* EXERCISE *
Output every line of the data exactly as it appears.

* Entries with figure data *
------

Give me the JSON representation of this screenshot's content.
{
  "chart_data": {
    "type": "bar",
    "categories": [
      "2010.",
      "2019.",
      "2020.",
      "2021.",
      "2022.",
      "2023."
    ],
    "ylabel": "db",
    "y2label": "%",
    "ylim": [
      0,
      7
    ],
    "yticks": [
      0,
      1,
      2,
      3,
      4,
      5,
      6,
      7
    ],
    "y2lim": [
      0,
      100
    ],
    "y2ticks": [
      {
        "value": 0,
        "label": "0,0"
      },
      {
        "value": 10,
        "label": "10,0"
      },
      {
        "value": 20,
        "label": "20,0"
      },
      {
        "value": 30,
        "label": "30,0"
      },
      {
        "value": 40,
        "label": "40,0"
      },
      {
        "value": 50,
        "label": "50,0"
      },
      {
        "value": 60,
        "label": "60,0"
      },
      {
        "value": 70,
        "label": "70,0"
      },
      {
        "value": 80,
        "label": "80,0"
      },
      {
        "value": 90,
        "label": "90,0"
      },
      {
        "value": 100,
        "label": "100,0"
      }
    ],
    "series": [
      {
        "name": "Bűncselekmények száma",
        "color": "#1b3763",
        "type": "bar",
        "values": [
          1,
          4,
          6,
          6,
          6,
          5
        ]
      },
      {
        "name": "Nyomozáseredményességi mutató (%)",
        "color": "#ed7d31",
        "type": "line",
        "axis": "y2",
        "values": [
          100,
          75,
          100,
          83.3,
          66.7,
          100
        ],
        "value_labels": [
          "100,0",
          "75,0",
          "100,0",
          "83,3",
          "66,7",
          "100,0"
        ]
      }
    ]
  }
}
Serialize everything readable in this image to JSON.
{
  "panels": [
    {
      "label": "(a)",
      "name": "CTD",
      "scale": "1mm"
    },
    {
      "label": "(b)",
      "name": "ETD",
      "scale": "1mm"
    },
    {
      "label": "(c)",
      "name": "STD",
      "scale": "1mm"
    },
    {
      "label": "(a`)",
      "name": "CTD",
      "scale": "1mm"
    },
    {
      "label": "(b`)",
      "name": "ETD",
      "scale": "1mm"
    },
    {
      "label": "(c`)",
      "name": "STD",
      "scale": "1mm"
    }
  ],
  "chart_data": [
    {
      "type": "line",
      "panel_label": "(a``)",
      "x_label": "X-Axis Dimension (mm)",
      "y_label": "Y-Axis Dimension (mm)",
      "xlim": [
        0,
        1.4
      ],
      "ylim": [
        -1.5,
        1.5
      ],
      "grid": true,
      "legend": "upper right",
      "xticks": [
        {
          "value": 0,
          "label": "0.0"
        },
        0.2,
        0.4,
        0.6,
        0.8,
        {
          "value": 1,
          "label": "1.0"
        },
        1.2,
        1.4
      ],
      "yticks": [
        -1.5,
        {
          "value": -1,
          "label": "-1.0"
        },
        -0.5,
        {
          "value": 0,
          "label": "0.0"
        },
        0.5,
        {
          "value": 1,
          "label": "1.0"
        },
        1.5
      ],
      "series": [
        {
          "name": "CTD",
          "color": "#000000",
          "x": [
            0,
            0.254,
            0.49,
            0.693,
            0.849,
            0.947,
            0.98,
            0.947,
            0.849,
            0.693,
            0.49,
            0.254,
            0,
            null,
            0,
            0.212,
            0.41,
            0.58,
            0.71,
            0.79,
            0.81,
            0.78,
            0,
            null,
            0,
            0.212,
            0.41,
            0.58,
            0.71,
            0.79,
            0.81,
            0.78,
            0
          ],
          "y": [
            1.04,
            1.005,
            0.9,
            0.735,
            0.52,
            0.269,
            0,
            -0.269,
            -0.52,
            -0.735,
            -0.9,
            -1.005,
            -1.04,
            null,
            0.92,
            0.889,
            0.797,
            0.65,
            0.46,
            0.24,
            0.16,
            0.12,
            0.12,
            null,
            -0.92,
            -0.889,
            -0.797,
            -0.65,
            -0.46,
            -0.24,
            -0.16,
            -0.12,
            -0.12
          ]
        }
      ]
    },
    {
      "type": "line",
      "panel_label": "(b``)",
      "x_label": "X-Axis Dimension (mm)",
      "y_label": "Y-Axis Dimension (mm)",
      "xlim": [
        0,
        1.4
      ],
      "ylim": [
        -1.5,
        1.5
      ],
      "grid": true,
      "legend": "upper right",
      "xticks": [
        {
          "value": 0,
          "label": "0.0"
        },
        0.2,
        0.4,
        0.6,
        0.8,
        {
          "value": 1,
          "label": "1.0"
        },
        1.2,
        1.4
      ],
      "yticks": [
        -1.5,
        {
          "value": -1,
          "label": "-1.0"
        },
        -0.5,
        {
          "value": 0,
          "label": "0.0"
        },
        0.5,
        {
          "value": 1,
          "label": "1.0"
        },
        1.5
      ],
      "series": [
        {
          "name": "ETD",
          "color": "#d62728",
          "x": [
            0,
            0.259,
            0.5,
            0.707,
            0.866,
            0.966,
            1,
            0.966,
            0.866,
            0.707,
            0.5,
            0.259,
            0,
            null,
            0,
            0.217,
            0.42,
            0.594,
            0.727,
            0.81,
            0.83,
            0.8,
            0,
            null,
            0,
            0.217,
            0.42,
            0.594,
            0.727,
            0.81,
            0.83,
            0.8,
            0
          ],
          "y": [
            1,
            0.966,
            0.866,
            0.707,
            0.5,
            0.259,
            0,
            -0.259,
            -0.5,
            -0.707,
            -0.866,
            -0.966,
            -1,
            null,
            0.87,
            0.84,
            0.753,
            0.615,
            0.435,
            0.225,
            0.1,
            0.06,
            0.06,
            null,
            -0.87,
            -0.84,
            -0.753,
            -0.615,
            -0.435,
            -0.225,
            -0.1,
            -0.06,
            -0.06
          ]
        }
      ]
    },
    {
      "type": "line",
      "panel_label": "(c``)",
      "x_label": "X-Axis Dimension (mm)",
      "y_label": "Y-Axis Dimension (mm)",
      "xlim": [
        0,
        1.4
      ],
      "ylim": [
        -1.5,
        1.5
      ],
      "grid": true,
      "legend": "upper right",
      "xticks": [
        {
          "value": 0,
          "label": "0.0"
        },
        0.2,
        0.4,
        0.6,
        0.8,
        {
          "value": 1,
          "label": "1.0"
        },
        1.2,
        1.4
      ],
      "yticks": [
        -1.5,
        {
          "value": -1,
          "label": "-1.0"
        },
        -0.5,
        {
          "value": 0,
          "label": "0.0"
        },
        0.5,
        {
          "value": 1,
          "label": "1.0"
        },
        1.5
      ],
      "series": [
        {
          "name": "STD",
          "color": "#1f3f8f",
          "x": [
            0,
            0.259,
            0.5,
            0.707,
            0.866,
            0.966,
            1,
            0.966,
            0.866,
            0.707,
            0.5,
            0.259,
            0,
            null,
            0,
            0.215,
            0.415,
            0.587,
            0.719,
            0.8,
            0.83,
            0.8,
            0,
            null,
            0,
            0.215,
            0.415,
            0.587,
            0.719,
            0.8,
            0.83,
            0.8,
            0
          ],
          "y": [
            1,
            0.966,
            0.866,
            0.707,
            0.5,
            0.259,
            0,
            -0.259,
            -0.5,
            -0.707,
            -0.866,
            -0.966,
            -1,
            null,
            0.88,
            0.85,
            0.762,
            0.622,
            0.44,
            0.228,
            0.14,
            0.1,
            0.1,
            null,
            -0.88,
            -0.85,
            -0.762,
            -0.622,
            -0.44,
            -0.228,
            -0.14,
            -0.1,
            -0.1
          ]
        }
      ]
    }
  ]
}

------

* ANSWER FOR THE TASK *
Give me the JSON representation of this screenshot's content.
{
  "chart_data": {
    "type": "bar",
    "categories": [
      "2010.",
      "2019.",
      "2020.",
      "2021.",
      "2022.",
      "2023."
    ],
    "ylabel": "db",
    "y2label": "%",
    "ylim": [
      0,
      7
    ],
    "yticks": [
      0,
      1,
      2,
      3,
      4,
      5,
      6,
      7
    ],
    "y2lim": [
      0,
      100
    ],
    "y2ticks": [
      {
        "value": 0,
        "label": "0,0"
      },
      {
        "value": 10,
        "label": "10,0"
      },
      {
        "value": 20,
        "label": "20,0"
      },
      {
        "value": 30,
        "label": "30,0"
      },
      {
        "value": 40,
        "label": "40,0"
      },
      {
        "value": 50,
        "label": "50,0"
      },
      {
        "value": 60,
        "label": "60,0"
      },
      {
        "value": 70,
        "label": "70,0"
      },
      {
        "value": 80,
        "label": "80,0"
      },
      {
        "value": 90,
        "label": "90,0"
      },
      {
        "value": 100,
        "label": "100,0"
      }
    ],
    "series": [
      {
        "name": "Bűncselekmények száma",
        "color": "#1b3763",
        "type": "bar",
        "values": [
          1,
          4,
          6,
          6,
          6,
          5
        ]
      },
      {
        "name": "Nyomozáseredményességi mutató (%)",
        "color": "#ed7d31",
        "type": "line",
        "axis": "y2",
        "values": [
          100,
          75,
          100,
          83.3,
          66.7,
          100
        ],
        "value_labels": [
          "100,0",
          "75,0",
          "100,0",
          "83,3",
          "66,7",
          "100,0"
        ]
      }
    ]
  }
}
Serialize everything readable in this image to JSON.
{
  "panels": [
    {
      "label": "(a)",
      "name": "CTD",
      "scale": "1mm"
    },
    {
      "label": "(b)",
      "name": "ETD",
      "scale": "1mm"
    },
    {
      "label": "(c)",
      "name": "STD",
      "scale": "1mm"
    },
    {
      "label": "(a`)",
      "name": "CTD",
      "scale": "1mm"
    },
    {
      "label": "(b`)",
      "name": "ETD",
      "scale": "1mm"
    },
    {
      "label": "(c`)",
      "name": "STD",
      "scale": "1mm"
    }
  ],
  "chart_data": [
    {
      "type": "line",
      "panel_label": "(a``)",
      "x_label": "X-Axis Dimension (mm)",
      "y_label": "Y-Axis Dimension (mm)",
      "xlim": [
        0,
        1.4
      ],
      "ylim": [
        -1.5,
        1.5
      ],
      "grid": true,
      "legend": "upper right",
      "xticks": [
        {
          "value": 0,
          "label": "0.0"
        },
        0.2,
        0.4,
        0.6,
        0.8,
        {
          "value": 1,
          "label": "1.0"
        },
        1.2,
        1.4
      ],
      "yticks": [
        -1.5,
        {
          "value": -1,
          "label": "-1.0"
        },
        -0.5,
        {
          "value": 0,
          "label": "0.0"
        },
        0.5,
        {
          "value": 1,
          "label": "1.0"
        },
        1.5
      ],
      "series": [
        {
          "name": "CTD",
          "color": "#000000",
          "x": [
            0,
            0.254,
            0.49,
            0.693,
            0.849,
            0.947,
            0.98,
            0.947,
            0.849,
            0.693,
            0.49,
            0.254,
            0,
            null,
            0,
            0.212,
            0.41,
            0.58,
            0.71,
            0.79,
            0.81,
            0.78,
            0,
            null,
            0,
            0.212,
            0.41,
            0.58,
            0.71,
            0.79,
            0.81,
            0.78,
            0
          ],
          "y": [
            1.04,
            1.005,
            0.9,
            0.735,
            0.52,
            0.269,
            0,
            -0.269,
            -0.52,
            -0.735,
            -0.9,
            -1.005,
            -1.04,
            null,
            0.92,
            0.889,
            0.797,
            0.65,
            0.46,
            0.24,
            0.16,
            0.12,
            0.12,
            null,
            -0.92,
            -0.889,
            -0.797,
            -0.65,
            -0.46,
            -0.24,
            -0.16,
            -0.12,
            -0.12
          ]
        }
      ]
    },
    {
      "type": "line",
      "panel_label": "(b``)",
      "x_label": "X-Axis Dimension (mm)",
      "y_label": "Y-Axis Dimension (mm)",
      "xlim": [
        0,
        1.4
      ],
      "ylim": [
        -1.5,
        1.5
      ],
      "grid": true,
      "legend": "upper right",
      "xticks": [
        {
          "value": 0,
          "label": "0.0"
        },
        0.2,
        0.4,
        0.6,
        0.8,
        {
          "value": 1,
          "label": "1.0"
        },
        1.2,
        1.4
      ],
      "yticks": [
        -1.5,
        {
          "value": -1,
          "label": "-1.0"
        },
        -0.5,
        {
          "value": 0,
          "label": "0.0"
        },
        0.5,
        {
          "value": 1,
          "label": "1.0"
        },
        1.5
      ],
      "series": [
        {
          "name": "ETD",
          "color": "#d62728",
          "x": [
            0,
            0.259,
            0.5,
            0.707,
            0.866,
            0.966,
            1,
            0.966,
            0.866,
            0.707,
            0.5,
            0.259,
            0,
            null,
            0,
            0.217,
            0.42,
            0.594,
            0.727,
            0.81,
            0.83,
            0.8,
            0,
            null,
            0,
            0.217,
            0.42,
            0.594,
            0.727,
            0.81,
            0.83,
            0.8,
            0
          ],
          "y": [
            1,
            0.966,
            0.866,
            0.707,
            0.5,
            0.259,
            0,
            -0.259,
            -0.5,
            -0.707,
            -0.866,
            -0.966,
            -1,
            null,
            0.87,
            0.84,
            0.753,
            0.615,
            0.435,
            0.225,
            0.1,
            0.06,
            0.06,
            null,
            -0.87,
            -0.84,
            -0.753,
            -0.615,
            -0.435,
            -0.225,
            -0.1,
            -0.06,
            -0.06
          ]
        }
      ]
    },
    {
      "type": "line",
      "panel_label": "(c``)",
      "x_label": "X-Axis Dimension (mm)",
      "y_label": "Y-Axis Dimension (mm)",
      "xlim": [
        0,
        1.4
      ],
      "ylim": [
        -1.5,
        1.5
      ],
      "grid": true,
      "legend": "upper right",
      "xticks": [
        {
          "value": 0,
          "label": "0.0"
        },
        0.2,
        0.4,
        0.6,
        0.8,
        {
          "value": 1,
          "label": "1.0"
        },
        1.2,
        1.4
      ],
      "yticks": [
        -1.5,
        {
          "value": -1,
          "label": "-1.0"
        },
        -0.5,
        {
          "value": 0,
          "label": "0.0"
        },
        0.5,
        {
          "value": 1,
          "label": "1.0"
        },
        1.5
      ],
      "series": [
        {
          "name": "STD",
          "color": "#1f3f8f",
          "x": [
            0,
            0.259,
            0.5,
            0.707,
            0.866,
            0.966,
            1,
            0.966,
            0.866,
            0.707,
            0.5,
            0.259,
            0,
            null,
            0,
            0.215,
            0.415,
            0.587,
            0.719,
            0.8,
            0.83,
            0.8,
            0,
            null,
            0,
            0.215,
            0.415,
            0.587,
            0.719,
            0.8,
            0.83,
            0.8,
            0
          ],
          "y": [
            1,
            0.966,
            0.866,
            0.707,
            0.5,
            0.259,
            0,
            -0.259,
            -0.5,
            -0.707,
            -0.866,
            -0.966,
            -1,
            null,
            0.88,
            0.85,
            0.762,
            0.622,
            0.44,
            0.228,
            0.14,
            0.1,
            0.1,
            null,
            -0.88,
            -0.85,
            -0.762,
            -0.622,
            -0.44,
            -0.228,
            -0.14,
            -0.1,
            -0.1
          ]
        }
      ]
    }
  ]
}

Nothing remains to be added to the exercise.